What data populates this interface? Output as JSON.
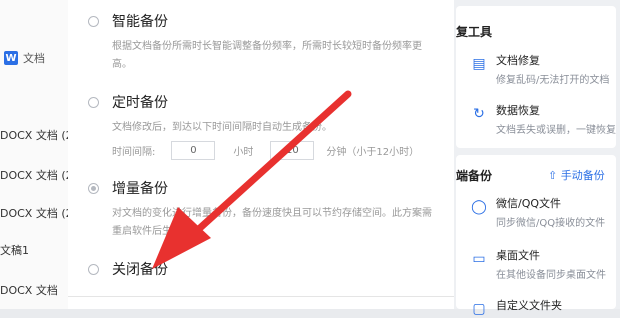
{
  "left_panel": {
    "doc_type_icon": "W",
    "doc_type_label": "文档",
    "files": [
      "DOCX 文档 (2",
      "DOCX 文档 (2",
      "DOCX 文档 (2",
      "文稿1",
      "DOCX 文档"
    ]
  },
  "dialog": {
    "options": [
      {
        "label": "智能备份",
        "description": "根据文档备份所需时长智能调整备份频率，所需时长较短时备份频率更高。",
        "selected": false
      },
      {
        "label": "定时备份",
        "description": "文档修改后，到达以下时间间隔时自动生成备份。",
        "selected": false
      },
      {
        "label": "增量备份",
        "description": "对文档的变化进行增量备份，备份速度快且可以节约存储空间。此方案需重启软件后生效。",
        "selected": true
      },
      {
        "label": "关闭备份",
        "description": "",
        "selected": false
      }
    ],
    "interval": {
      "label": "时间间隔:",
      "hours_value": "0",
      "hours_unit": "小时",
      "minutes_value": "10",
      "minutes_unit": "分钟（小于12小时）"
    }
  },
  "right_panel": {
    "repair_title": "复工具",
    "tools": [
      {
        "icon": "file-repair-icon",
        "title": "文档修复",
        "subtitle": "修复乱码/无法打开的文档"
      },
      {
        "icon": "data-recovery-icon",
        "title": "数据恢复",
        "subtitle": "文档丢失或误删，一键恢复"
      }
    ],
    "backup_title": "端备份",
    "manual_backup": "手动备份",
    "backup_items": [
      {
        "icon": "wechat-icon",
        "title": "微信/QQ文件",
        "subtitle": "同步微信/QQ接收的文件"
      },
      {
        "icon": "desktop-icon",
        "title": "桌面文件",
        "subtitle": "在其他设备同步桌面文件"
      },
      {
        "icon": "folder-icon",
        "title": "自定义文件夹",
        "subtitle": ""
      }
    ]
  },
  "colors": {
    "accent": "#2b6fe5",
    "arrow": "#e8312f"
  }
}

- - -

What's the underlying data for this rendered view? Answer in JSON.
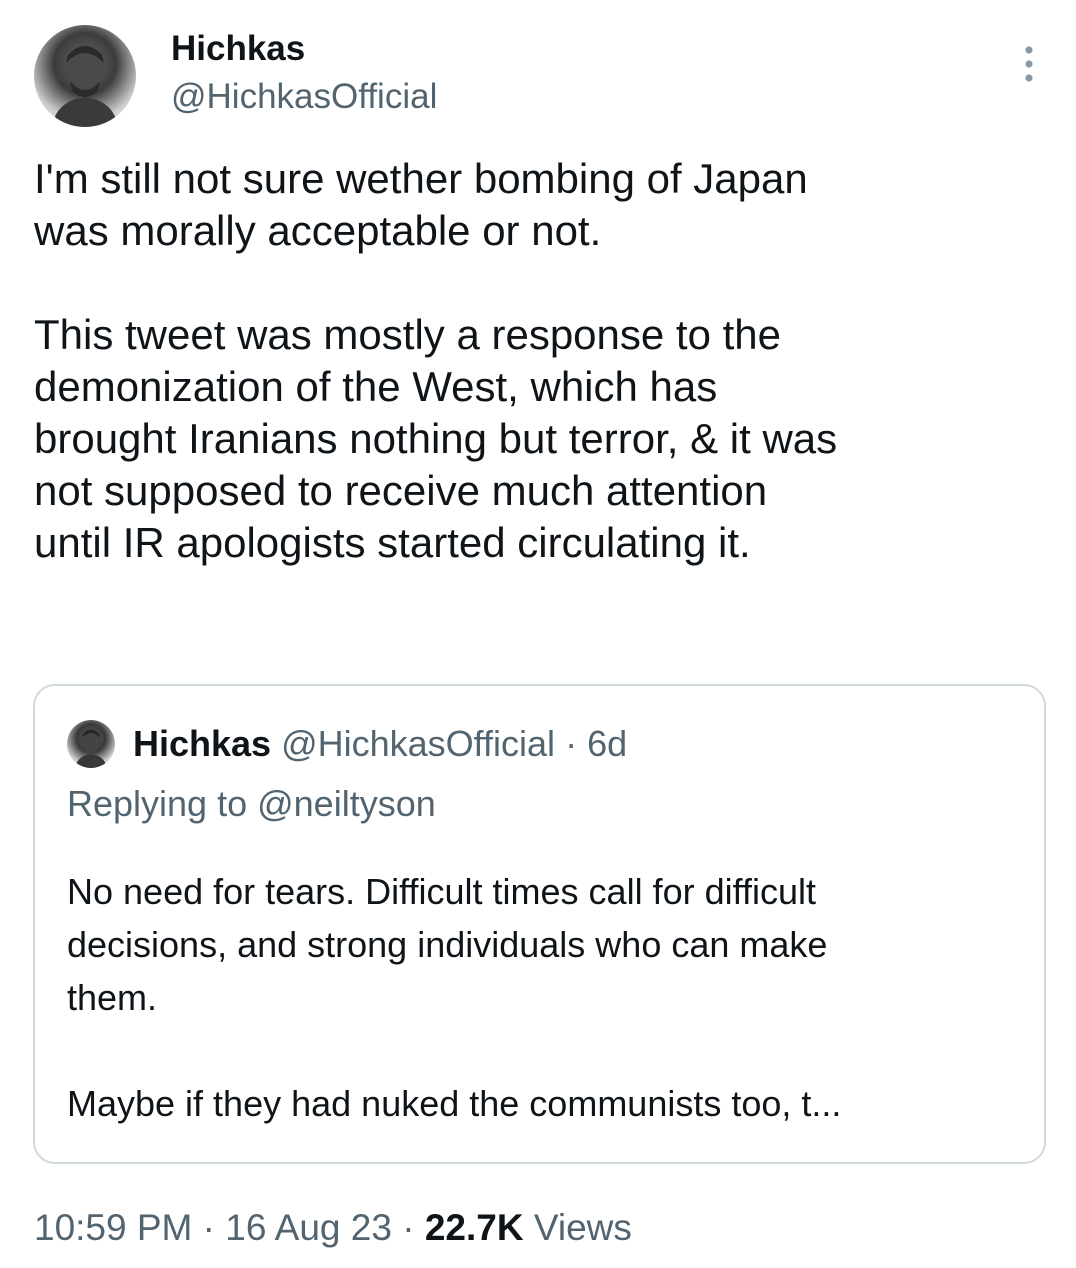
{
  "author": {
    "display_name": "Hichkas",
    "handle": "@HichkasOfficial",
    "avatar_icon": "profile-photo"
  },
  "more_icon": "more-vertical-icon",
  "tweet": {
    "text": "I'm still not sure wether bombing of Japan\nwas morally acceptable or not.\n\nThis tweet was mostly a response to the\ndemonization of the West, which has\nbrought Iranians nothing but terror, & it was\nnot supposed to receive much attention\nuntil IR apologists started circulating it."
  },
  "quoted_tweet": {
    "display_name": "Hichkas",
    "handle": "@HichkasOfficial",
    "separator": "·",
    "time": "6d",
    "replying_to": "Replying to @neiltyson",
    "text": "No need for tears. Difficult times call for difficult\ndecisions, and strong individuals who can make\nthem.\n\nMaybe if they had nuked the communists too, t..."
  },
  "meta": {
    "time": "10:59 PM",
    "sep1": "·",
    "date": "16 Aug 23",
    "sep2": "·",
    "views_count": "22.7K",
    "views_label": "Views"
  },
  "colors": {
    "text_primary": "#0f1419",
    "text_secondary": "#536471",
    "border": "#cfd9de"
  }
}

- - -

What to do:
Check every line for "data" and show the ones that have it.

Full answer:
What data populates this interface? Output as JSON.
        "icon": "data-recovery-icon",
What's the underlying data for this rendered view? Answer in JSON.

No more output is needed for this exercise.